*PROVIDED DATA:*
■ ■ ■ ■ ■

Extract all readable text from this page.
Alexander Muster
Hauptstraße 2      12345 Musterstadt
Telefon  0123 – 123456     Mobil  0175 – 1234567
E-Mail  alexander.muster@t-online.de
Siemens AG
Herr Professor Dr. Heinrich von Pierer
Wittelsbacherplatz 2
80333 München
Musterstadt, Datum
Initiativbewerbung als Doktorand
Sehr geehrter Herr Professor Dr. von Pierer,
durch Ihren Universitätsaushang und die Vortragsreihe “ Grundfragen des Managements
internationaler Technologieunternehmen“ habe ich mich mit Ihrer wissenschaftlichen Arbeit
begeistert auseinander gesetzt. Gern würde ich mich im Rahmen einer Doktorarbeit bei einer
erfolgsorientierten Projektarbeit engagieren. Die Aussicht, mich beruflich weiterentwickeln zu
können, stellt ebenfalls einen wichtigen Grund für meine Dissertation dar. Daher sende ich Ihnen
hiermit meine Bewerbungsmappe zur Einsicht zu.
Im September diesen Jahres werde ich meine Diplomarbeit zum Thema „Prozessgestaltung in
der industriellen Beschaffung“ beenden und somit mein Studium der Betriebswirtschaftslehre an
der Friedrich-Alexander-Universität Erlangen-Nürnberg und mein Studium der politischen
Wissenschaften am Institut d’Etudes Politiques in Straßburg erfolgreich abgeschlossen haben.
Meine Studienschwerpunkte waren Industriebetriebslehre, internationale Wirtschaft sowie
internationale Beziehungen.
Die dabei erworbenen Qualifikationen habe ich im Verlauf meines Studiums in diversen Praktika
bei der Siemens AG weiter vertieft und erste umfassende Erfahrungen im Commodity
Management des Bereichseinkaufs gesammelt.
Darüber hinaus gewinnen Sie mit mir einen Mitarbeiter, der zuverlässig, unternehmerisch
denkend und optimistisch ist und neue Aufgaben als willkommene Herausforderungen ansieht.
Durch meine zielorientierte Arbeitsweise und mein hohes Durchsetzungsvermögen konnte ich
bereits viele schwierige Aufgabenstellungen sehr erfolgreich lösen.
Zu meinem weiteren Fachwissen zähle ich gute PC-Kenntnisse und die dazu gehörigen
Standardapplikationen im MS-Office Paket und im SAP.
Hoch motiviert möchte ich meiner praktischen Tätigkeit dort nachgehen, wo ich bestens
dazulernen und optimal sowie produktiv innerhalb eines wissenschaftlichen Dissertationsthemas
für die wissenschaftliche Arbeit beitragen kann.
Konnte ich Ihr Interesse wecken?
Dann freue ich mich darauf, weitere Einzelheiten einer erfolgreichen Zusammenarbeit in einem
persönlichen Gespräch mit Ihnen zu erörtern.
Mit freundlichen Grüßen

■ ■ ■ ■ ■

Send back all of the entries exactly, with nothing missing.

*TASK RESPONSE:*
Extract all readable text from this page.
Alexander Muster
Hauptstraße 2      12345 Musterstadt
Telefon  0123 – 123456     Mobil  0175 – 1234567
E-Mail  alexander.muster@t-online.de
Siemens AG
Herr Professor Dr. Heinrich von Pierer
Wittelsbacherplatz 2
80333 München
Musterstadt, Datum
Initiativbewerbung als Doktorand
Sehr geehrter Herr Professor Dr. von Pierer,
durch Ihren Universitätsaushang und die Vortragsreihe “ Grundfragen des Managements
internationaler Technologieunternehmen“ habe ich mich mit Ihrer wissenschaftlichen Arbeit
begeistert auseinander gesetzt. Gern würde ich mich im Rahmen einer Doktorarbeit bei einer
erfolgsorientierten Projektarbeit engagieren. Die Aussicht, mich beruflich weiterentwickeln zu
können, stellt ebenfalls einen wichtigen Grund für meine Dissertation dar. Daher sende ich Ihnen
hiermit meine Bewerbungsmappe zur Einsicht zu.
Im September diesen Jahres werde ich meine Diplomarbeit zum Thema „Prozessgestaltung in
der industriellen Beschaffung“ beenden und somit mein Studium der Betriebswirtschaftslehre an
der Friedrich-Alexander-Universität Erlangen-Nürnberg und mein Studium der politischen
Wissenschaften am Institut d’Etudes Politiques in Straßburg erfolgreich abgeschlossen haben.
Meine Studienschwerpunkte waren Industriebetriebslehre, internationale Wirtschaft sowie
internationale Beziehungen.
Die dabei erworbenen Qualifikationen habe ich im Verlauf meines Studiums in diversen Praktika
bei der Siemens AG weiter vertieft und erste umfassende Erfahrungen im Commodity
Management des Bereichseinkaufs gesammelt.
Darüber hinaus gewinnen Sie mit mir einen Mitarbeiter, der zuverlässig, unternehmerisch
denkend und optimistisch ist und neue Aufgaben als willkommene Herausforderungen ansieht.
Durch meine zielorientierte Arbeitsweise und mein hohes Durchsetzungsvermögen konnte ich
bereits viele schwierige Aufgabenstellungen sehr erfolgreich lösen.
Zu meinem weiteren Fachwissen zähle ich gute PC-Kenntnisse und die dazu gehörigen
Standardapplikationen im MS-Office Paket und im SAP.
Hoch motiviert möchte ich meiner praktischen Tätigkeit dort nachgehen, wo ich bestens
dazulernen und optimal sowie produktiv innerhalb eines wissenschaftlichen Dissertationsthemas
für die wissenschaftliche Arbeit beitragen kann.
Konnte ich Ihr Interesse wecken?
Dann freue ich mich darauf, weitere Einzelheiten einer erfolgreichen Zusammenarbeit in einem
persönlichen Gespräch mit Ihnen zu erörtern.
Mit freundlichen Grüßen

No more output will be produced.